### Task brief
Extract every line that includes the string "Plasma".

### Records supplied
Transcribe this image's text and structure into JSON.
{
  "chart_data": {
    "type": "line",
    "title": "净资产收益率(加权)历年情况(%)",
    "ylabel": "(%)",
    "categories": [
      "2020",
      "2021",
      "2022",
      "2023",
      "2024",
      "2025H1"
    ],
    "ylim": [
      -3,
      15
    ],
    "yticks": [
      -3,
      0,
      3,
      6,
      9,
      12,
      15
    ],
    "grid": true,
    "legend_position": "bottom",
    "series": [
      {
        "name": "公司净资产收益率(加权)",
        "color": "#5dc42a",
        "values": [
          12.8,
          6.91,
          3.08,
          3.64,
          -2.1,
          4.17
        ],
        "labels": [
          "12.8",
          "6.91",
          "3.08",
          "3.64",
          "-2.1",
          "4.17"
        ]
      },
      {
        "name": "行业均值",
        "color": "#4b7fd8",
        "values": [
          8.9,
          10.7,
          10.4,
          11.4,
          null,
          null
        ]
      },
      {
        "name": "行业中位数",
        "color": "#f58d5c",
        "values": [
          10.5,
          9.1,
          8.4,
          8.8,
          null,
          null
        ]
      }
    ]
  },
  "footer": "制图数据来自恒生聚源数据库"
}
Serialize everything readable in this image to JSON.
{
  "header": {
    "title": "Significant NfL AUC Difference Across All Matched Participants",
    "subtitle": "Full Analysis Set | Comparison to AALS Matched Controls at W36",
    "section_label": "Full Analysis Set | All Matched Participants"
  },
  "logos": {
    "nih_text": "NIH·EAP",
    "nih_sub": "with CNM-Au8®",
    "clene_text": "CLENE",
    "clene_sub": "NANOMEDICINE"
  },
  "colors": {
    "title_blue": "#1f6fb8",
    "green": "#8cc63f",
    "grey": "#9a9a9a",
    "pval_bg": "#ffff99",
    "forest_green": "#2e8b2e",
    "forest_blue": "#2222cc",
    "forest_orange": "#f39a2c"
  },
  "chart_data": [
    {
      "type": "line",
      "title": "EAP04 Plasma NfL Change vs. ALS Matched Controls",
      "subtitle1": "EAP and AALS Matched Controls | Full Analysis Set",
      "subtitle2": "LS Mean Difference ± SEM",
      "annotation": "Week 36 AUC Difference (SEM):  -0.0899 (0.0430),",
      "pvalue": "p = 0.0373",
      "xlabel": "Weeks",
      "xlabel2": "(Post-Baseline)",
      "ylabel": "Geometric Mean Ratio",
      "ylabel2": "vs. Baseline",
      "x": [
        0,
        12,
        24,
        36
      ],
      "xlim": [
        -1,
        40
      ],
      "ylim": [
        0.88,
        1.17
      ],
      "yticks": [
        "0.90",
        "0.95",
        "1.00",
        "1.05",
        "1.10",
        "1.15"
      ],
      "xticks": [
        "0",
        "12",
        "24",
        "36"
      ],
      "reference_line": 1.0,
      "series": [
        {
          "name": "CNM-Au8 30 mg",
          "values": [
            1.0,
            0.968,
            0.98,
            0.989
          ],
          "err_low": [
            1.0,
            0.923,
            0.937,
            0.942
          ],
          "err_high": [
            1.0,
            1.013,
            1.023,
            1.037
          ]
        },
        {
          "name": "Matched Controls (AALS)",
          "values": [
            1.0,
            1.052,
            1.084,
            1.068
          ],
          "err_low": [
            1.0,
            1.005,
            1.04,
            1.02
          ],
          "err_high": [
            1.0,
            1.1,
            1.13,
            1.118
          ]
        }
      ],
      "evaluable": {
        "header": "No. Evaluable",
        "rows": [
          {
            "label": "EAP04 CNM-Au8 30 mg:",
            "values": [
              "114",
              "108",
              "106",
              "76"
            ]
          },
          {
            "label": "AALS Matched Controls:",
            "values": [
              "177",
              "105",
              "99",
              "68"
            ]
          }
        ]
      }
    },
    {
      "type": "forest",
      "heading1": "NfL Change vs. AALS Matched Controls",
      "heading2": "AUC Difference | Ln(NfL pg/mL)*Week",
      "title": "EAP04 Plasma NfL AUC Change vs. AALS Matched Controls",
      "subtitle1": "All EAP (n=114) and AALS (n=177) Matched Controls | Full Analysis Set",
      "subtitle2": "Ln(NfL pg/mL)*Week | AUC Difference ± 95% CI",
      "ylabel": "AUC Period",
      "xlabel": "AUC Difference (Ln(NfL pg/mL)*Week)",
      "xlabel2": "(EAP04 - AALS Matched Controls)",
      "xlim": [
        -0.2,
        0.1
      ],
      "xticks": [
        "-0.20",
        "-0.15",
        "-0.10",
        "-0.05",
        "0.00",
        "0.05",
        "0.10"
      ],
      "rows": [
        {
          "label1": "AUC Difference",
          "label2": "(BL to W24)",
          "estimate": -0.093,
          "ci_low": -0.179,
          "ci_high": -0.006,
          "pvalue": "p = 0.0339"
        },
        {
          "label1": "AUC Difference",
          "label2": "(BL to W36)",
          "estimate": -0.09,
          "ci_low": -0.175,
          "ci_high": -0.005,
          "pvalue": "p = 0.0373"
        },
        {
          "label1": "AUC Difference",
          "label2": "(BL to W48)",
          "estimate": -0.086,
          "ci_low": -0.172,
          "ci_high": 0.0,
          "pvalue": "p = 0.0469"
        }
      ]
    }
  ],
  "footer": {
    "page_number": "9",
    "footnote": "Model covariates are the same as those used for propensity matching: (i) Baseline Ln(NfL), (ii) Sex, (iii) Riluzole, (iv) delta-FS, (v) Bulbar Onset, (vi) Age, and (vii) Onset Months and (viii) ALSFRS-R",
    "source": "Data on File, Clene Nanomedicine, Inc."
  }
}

### Complete output
      "title": "EAP04 Plasma NfL Change vs. ALS Matched Controls",
      "title": "EAP04 Plasma NfL AUC Change vs. AALS Matched Controls",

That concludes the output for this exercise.